[WRITTEN EXERCISE]
Return all lines below containing the word "实训基地".

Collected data
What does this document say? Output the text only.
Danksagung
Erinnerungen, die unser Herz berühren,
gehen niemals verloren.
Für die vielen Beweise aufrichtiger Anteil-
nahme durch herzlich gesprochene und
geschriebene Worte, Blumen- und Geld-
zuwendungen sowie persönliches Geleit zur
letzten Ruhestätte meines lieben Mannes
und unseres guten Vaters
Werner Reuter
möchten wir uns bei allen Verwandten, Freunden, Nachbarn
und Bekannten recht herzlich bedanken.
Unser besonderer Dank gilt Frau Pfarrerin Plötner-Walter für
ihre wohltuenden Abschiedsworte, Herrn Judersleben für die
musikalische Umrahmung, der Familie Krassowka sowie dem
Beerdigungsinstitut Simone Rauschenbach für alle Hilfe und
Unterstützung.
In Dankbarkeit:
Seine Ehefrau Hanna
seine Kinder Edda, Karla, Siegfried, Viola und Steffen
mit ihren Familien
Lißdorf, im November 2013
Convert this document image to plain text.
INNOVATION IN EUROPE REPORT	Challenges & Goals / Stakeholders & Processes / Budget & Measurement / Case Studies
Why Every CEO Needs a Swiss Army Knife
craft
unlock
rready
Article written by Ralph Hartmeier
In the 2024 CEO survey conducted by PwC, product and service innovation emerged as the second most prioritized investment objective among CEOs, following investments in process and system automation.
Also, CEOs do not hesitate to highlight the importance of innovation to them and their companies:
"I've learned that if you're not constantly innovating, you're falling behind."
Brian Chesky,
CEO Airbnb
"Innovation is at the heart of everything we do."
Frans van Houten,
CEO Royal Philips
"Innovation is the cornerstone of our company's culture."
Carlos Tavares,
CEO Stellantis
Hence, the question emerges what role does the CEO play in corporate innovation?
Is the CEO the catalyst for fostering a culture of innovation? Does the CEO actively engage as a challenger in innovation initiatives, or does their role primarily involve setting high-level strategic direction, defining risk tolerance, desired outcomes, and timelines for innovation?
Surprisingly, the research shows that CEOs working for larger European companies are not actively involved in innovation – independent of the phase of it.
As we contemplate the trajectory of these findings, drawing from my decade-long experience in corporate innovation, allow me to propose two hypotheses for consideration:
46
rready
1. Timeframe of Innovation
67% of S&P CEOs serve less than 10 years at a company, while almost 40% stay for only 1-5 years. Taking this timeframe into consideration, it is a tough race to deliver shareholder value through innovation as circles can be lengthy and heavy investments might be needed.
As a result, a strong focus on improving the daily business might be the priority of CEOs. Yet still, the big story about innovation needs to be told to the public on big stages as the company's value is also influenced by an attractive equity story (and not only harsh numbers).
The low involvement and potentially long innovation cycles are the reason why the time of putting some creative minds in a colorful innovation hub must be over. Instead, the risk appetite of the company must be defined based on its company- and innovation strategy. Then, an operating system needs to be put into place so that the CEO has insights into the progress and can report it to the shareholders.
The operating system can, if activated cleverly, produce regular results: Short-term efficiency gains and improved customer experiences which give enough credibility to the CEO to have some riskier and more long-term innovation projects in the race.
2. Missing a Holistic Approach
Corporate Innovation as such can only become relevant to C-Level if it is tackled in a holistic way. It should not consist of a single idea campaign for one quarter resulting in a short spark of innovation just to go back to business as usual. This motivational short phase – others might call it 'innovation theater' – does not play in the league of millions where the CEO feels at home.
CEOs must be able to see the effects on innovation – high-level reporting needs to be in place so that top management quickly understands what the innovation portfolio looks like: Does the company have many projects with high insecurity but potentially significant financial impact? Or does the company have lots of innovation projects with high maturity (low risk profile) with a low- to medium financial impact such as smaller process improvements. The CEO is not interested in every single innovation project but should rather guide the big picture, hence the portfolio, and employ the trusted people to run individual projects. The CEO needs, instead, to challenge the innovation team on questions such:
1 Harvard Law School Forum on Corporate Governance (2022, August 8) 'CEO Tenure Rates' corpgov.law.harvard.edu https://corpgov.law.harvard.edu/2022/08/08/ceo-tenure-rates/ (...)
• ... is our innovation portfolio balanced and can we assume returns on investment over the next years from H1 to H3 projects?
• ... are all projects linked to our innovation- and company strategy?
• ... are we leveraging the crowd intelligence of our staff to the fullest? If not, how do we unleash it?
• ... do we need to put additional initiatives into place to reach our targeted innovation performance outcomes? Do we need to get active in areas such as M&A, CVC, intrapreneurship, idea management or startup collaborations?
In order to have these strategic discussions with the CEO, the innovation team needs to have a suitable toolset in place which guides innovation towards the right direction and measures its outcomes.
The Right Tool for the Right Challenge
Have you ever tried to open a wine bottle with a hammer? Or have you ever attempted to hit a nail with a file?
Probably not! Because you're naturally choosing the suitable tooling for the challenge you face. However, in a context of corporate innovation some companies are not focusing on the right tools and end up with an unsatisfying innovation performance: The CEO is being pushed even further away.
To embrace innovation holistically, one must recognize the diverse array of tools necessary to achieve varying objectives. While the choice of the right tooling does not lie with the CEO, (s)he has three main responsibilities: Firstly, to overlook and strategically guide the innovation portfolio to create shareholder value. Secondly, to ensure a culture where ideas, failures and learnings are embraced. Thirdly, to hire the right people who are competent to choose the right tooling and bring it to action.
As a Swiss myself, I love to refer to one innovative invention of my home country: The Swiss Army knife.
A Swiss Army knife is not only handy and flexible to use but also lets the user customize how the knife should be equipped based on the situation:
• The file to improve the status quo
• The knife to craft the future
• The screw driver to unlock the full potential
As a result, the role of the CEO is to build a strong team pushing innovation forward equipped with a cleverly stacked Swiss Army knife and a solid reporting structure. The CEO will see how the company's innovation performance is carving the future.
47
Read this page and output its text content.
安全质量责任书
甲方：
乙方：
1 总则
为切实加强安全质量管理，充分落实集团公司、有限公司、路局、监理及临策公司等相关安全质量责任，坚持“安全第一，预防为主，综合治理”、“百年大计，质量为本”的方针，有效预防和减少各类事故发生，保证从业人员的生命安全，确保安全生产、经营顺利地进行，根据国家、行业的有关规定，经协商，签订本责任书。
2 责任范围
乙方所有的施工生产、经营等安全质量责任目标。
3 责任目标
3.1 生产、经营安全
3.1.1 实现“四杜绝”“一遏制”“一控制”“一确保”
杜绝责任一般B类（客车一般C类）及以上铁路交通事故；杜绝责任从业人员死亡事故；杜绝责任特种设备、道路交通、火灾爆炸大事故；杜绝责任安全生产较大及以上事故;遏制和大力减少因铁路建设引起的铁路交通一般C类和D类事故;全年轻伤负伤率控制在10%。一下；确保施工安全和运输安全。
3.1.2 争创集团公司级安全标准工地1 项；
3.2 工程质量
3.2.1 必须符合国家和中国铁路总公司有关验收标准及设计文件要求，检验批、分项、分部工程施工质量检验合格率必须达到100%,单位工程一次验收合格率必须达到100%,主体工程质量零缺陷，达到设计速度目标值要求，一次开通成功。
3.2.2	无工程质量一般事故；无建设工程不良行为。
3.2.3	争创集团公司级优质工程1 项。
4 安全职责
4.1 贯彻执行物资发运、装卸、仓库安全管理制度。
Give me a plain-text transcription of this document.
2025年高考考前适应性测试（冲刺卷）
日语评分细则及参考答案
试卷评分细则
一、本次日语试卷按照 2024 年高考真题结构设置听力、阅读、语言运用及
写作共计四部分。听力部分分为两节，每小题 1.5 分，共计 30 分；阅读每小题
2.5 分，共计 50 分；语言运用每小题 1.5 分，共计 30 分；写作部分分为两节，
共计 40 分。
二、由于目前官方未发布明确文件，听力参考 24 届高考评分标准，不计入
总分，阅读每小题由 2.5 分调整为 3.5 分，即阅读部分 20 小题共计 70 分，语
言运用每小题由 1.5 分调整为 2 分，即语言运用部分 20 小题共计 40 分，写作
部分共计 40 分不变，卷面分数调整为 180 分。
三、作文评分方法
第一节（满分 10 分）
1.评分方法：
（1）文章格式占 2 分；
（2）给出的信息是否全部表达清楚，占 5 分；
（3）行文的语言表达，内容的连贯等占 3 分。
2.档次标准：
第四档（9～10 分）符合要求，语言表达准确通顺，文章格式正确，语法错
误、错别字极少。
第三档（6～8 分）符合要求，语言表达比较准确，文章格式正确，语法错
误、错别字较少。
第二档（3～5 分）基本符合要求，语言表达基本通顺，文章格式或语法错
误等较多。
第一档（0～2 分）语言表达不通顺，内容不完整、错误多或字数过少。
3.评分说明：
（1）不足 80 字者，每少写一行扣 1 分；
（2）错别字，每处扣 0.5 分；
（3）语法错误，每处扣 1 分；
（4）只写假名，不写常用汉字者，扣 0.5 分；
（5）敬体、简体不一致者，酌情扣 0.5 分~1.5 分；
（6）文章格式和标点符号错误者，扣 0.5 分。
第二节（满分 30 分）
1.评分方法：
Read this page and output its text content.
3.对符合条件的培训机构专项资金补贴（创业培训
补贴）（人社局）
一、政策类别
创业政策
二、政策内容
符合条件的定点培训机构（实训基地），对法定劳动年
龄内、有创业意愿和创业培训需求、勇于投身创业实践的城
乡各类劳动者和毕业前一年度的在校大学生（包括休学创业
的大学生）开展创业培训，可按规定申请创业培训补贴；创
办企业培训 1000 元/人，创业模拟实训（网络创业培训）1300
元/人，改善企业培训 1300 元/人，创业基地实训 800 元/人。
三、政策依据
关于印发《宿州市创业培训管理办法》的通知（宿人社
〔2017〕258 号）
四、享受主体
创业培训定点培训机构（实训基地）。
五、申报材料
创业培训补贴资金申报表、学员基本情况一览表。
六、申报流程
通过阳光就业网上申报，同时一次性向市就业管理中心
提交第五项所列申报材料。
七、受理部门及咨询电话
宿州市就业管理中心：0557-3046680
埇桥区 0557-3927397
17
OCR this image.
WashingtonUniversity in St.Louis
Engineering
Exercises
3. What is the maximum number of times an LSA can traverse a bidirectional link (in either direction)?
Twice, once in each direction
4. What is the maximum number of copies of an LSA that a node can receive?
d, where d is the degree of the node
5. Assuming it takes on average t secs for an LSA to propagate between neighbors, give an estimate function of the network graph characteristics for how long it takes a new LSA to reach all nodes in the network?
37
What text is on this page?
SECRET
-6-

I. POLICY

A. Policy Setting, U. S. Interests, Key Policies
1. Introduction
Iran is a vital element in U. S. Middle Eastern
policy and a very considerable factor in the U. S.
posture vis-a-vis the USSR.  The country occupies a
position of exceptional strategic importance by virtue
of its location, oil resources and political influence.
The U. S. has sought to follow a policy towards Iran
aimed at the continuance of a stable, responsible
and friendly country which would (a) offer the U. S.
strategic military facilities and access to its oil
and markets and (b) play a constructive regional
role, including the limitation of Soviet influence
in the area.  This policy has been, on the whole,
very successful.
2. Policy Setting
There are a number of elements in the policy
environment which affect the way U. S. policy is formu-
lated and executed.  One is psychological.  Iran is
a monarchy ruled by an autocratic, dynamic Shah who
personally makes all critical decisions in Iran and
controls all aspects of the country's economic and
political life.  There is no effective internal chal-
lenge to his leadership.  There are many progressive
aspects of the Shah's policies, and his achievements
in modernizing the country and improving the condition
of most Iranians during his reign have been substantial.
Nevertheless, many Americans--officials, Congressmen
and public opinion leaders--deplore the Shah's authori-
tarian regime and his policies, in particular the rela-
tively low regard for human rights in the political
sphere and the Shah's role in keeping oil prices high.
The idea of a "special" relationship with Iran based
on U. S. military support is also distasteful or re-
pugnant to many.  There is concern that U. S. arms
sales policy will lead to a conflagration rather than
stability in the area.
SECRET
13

[COMPLETED TASK]
符合条件的定点培训机构（实训基地），对法定劳动年
创业培训定点培训机构（实训基地）。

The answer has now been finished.